__任务要求__
请将链表划分页面中"[leetcode] Partition List"与"the two partitions."之间的文字（含首尾）重新写出，并把其中的"nodes"替换为"items"。

__文档摘录__
╭──
[leetcode] Partition List

Given a linked list and a value x, partition it such that all nodes less than x come before nodes greater than or equal to x.

You should preserve the original relative order of the nodes in each of the two partitions.

For example,
Given 1->4->3->2->5->2 and x = 3,
return 1->2->2->4->3->5.

https://oj.leetcode.com/problems/partition-list/

思路：新建两个链表头，然后遍历原链表根据大小分别添加到新链表头后边，最后合并两个新链表。

public class Solution {
    public ListNode partition(ListNode head, int x) {
        if (head == null)
            return head;

        ListNode head1 = new ListNode(-1);
        ListNode head2 = new ListNode(-1);
        ListNode p = head;
        ListNode p1 = head1;
        ListNode p2 = head2;
        while (p != null) {
            if (p.val < x) {
                p1.next = p;
                p1 = p1.next;
            } else {
                p2.next = p;
                p2 = p2.next;
            }
            p = p.next;
        }
        p1.next = head2.next;
        p2.next = null;

        return head1.next;
    }

    public static void main(String[] args) {
        ListNode head = ListUtils.makeList(new int[] { 1, 4, 3, 2, 5, 2 });
        ListUtils.printList(head);
        new Solution().partition(head, 3);
        ListUtils.printList(head);
    }

}
╰──
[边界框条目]
╭──
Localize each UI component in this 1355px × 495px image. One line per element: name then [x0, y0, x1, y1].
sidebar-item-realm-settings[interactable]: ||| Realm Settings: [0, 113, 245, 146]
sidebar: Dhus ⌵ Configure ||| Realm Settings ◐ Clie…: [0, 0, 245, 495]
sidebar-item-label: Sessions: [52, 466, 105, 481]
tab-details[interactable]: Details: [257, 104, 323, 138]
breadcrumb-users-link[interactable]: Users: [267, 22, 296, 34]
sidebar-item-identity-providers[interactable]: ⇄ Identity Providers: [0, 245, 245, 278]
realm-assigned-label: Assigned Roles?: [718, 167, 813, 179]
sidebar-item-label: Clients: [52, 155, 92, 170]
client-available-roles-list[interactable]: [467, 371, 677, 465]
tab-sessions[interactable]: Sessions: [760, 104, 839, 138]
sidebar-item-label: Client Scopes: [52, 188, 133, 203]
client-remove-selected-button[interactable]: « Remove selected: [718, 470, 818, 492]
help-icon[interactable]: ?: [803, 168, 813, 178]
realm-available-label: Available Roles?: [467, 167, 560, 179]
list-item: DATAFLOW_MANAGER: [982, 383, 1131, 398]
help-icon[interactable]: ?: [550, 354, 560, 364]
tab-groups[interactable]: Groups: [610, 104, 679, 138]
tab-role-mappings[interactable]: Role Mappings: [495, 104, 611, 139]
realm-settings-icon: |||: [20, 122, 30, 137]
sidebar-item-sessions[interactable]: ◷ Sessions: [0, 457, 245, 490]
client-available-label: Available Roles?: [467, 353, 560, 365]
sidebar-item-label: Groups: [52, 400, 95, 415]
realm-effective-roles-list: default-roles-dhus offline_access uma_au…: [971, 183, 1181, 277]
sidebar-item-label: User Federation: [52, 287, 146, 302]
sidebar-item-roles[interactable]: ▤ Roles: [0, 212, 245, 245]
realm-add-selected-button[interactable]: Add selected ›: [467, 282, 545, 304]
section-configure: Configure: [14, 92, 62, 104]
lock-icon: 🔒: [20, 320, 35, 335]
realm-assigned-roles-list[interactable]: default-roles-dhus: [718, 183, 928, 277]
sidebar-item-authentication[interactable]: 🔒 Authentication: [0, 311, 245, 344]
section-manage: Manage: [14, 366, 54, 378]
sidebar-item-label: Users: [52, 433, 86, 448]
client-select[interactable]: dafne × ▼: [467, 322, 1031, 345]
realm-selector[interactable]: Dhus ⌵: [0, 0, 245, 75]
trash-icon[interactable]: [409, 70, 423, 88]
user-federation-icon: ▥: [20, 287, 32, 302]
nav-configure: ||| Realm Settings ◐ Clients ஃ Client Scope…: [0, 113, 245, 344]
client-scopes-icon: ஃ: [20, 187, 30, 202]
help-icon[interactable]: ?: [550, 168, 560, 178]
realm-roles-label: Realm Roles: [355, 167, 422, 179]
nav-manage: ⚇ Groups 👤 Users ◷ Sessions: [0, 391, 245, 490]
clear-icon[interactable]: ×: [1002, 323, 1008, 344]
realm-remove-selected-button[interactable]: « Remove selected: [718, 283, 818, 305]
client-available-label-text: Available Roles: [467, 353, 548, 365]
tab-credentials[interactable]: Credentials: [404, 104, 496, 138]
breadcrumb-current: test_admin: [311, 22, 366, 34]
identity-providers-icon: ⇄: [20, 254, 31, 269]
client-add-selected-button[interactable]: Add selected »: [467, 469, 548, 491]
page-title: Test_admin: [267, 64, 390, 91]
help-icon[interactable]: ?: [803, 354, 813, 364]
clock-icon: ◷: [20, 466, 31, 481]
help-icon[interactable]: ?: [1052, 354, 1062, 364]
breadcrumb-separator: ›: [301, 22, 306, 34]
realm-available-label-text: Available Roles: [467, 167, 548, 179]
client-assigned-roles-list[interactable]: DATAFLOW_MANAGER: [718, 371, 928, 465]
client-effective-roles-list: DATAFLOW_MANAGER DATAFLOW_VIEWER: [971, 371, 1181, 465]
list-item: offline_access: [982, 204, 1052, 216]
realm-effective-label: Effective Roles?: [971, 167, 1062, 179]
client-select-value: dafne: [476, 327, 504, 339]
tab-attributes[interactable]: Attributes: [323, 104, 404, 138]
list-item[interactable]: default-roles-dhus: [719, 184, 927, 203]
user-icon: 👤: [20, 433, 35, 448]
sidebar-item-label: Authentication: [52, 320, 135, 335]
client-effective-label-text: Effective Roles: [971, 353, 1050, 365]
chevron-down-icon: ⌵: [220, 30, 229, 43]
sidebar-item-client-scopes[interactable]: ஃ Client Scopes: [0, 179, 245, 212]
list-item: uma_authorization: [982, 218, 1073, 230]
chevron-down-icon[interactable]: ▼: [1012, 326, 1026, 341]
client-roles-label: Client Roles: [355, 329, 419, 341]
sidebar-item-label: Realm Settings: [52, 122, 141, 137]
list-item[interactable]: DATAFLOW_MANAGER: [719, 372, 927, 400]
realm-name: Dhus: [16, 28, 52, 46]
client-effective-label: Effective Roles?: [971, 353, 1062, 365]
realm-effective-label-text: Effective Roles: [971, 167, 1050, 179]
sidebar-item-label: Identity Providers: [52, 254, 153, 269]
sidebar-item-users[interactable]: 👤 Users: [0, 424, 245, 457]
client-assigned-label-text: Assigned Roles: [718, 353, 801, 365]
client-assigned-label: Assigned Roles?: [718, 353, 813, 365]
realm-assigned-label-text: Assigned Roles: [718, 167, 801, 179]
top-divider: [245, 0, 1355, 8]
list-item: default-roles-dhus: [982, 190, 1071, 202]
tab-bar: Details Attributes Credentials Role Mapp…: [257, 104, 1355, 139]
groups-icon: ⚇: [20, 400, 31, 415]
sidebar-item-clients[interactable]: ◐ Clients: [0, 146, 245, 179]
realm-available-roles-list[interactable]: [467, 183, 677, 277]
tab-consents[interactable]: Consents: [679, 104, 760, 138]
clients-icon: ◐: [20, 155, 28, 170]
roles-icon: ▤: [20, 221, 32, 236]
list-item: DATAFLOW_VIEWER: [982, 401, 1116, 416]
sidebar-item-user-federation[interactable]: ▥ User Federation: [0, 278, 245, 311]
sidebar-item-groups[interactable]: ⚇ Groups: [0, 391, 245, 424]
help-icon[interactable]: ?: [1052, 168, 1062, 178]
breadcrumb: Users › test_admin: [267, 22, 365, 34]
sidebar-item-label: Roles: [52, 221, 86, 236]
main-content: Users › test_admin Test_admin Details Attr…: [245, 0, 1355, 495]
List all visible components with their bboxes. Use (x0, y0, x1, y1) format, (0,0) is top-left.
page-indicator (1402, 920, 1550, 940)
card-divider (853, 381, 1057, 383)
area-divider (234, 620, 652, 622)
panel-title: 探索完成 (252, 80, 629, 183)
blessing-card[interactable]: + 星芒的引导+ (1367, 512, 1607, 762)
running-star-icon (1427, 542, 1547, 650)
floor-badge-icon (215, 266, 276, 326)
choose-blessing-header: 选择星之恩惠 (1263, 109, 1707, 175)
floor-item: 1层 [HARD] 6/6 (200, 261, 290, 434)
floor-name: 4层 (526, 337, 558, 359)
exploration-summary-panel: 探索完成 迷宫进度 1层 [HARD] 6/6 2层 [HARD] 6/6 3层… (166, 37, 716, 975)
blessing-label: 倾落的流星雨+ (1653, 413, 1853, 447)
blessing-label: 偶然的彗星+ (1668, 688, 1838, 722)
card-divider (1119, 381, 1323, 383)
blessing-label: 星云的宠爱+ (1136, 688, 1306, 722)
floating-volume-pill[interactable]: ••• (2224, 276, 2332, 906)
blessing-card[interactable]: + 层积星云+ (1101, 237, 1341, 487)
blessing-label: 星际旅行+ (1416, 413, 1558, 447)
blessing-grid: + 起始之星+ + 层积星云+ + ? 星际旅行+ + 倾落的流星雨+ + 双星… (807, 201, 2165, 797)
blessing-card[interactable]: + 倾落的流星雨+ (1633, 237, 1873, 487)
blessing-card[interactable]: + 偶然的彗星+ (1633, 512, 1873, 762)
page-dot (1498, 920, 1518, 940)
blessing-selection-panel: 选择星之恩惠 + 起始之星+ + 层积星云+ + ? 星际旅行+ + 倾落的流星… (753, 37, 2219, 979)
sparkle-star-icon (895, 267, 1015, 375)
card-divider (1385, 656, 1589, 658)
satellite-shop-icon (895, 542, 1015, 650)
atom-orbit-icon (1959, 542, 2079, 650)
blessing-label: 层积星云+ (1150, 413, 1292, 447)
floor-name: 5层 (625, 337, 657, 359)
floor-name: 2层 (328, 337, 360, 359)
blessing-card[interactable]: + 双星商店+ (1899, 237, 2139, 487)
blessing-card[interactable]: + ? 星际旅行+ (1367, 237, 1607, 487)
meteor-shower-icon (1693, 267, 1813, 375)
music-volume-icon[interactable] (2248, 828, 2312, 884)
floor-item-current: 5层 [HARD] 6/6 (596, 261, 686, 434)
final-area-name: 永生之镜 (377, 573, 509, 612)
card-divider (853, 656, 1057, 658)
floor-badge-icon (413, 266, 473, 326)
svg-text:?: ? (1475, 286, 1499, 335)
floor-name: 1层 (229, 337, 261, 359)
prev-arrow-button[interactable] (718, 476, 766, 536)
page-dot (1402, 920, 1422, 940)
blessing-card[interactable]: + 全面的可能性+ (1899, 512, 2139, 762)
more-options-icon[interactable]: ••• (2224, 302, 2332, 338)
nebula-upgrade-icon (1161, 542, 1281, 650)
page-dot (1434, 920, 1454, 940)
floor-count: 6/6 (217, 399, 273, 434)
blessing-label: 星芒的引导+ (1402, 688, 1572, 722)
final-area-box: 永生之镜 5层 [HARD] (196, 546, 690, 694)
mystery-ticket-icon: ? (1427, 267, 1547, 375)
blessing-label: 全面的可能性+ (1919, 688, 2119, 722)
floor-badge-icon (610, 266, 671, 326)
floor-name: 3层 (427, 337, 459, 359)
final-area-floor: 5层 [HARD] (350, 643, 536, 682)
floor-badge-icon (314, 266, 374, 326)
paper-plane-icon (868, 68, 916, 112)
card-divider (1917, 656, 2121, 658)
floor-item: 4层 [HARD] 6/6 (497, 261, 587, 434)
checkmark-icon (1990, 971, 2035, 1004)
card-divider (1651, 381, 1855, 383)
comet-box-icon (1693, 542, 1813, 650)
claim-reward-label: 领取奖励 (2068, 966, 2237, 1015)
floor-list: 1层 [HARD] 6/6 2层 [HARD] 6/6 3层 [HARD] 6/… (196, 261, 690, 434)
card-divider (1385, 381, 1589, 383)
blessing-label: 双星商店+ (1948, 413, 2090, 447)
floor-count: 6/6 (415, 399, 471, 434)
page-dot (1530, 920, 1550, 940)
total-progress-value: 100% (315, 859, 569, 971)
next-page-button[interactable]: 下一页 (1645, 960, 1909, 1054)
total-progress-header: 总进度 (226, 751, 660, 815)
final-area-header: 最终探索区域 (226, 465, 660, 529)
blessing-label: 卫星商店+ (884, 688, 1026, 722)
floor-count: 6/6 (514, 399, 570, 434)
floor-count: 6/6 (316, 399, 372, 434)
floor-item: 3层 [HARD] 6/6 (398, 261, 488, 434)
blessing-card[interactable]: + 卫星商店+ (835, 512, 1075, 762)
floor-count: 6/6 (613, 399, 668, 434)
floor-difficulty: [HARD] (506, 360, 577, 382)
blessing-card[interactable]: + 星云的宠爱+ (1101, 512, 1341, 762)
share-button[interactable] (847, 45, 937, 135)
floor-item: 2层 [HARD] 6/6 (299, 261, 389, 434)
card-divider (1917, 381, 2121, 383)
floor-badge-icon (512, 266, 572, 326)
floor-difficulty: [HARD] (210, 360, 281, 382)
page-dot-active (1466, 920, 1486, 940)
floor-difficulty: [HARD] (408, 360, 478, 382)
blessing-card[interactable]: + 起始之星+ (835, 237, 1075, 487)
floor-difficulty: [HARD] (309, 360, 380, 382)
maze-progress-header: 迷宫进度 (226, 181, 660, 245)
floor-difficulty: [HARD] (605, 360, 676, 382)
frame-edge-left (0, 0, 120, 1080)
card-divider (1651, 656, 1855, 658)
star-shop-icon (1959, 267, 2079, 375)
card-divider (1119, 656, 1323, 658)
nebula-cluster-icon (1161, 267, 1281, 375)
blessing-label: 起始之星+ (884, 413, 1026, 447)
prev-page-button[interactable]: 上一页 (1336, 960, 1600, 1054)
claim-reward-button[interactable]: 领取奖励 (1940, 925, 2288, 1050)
╰──
__本题解答__
[leetcode] Partition List

Given a linked list and a value x, partition it such that all items less than x come before items greater than or equal to x.

You should preserve the original relative order of the items in each of the two partitions.